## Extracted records
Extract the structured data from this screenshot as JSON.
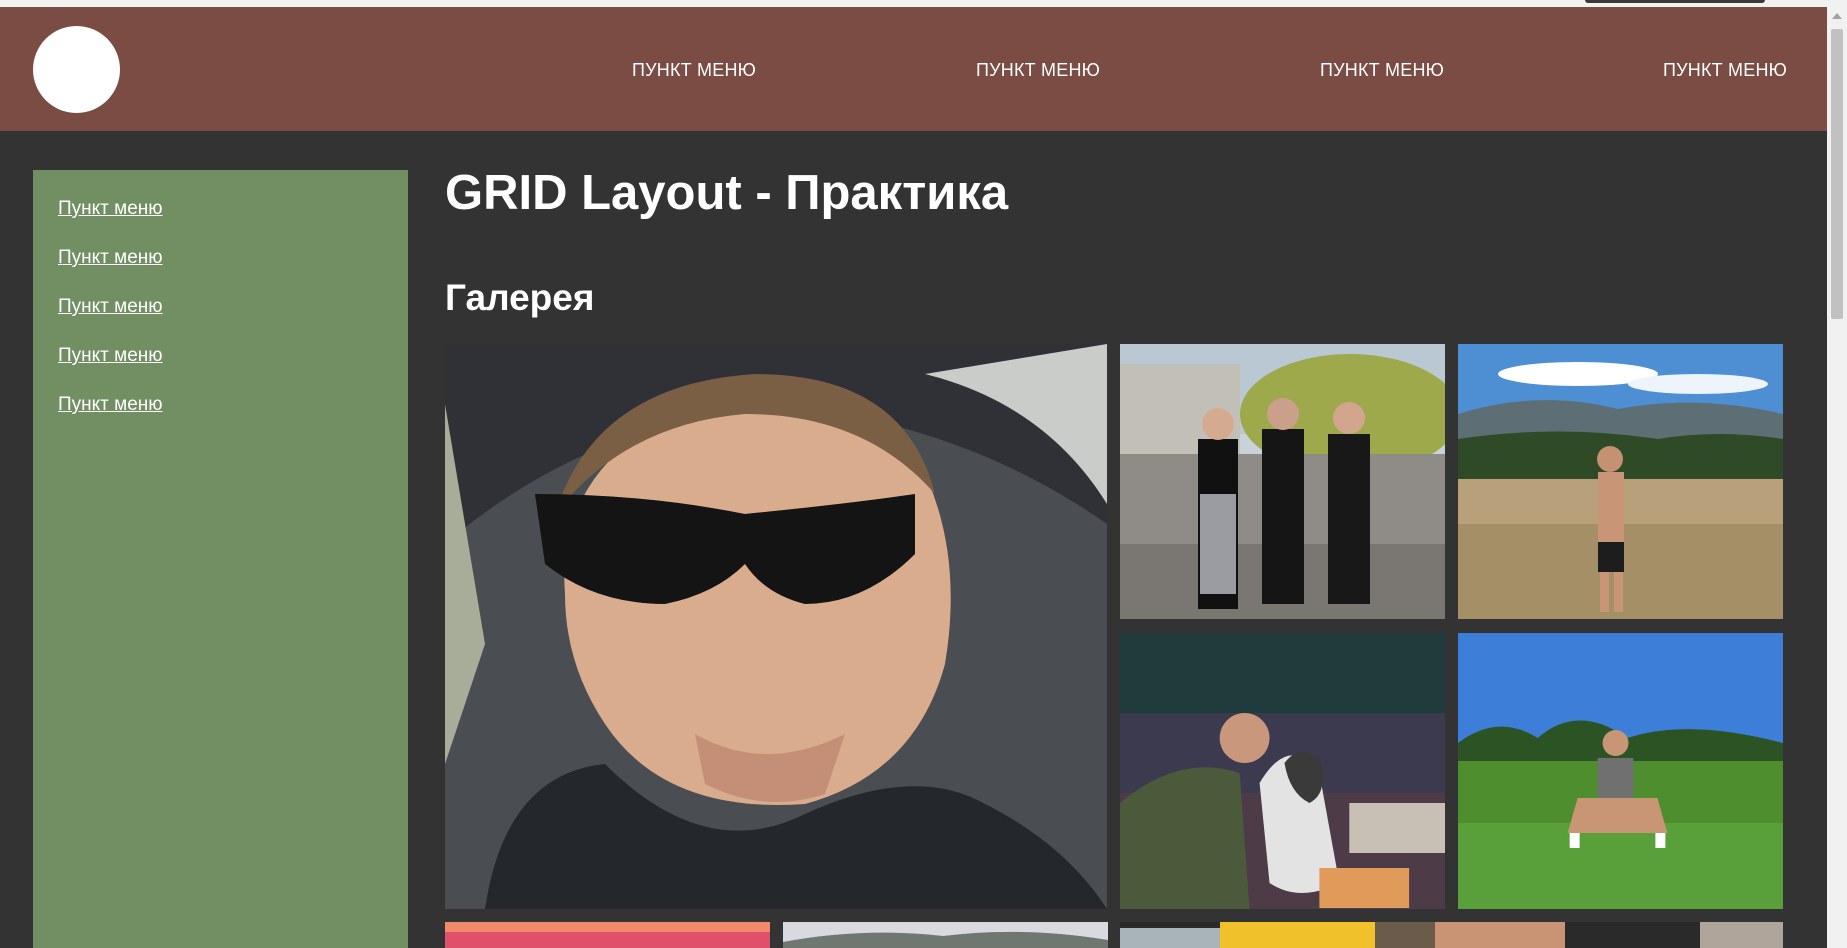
{
  "header": {
    "nav_items": [
      {
        "label": "ПУНКТ МЕНЮ"
      },
      {
        "label": "ПУНКТ МЕНЮ"
      },
      {
        "label": "ПУНКТ МЕНЮ"
      },
      {
        "label": "ПУНКТ МЕНЮ"
      }
    ]
  },
  "sidebar": {
    "items": [
      {
        "label": "Пункт меню"
      },
      {
        "label": "Пункт меню"
      },
      {
        "label": "Пункт меню"
      },
      {
        "label": "Пункт меню"
      },
      {
        "label": "Пункт меню"
      }
    ]
  },
  "main": {
    "title": "GRID Layout - Практика",
    "gallery_title": "Галерея"
  },
  "colors": {
    "header_bg": "#7b4c43",
    "sidebar_bg": "#718f63",
    "page_bg": "#333333"
  }
}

## TASK STATEMENT
Copy out all of the data word for word. Do not carry over any picture.

## SOLUTION TO THIS EXERCISE
Extract the structured data from this screenshot as JSON.
{
  "header": {
    "nav_items": [
      {
        "label": "ПУНКТ МЕНЮ"
      },
      {
        "label": "ПУНКТ МЕНЮ"
      },
      {
        "label": "ПУНКТ МЕНЮ"
      },
      {
        "label": "ПУНКТ МЕНЮ"
      }
    ]
  },
  "sidebar": {
    "items": [
      {
        "label": "Пункт меню"
      },
      {
        "label": "Пункт меню"
      },
      {
        "label": "Пункт меню"
      },
      {
        "label": "Пункт меню"
      },
      {
        "label": "Пункт меню"
      }
    ]
  },
  "main": {
    "title": "GRID Layout - Практика",
    "gallery_title": "Галерея"
  },
  "colors": {
    "header_bg": "#7b4c43",
    "sidebar_bg": "#718f63",
    "page_bg": "#333333"
  }
}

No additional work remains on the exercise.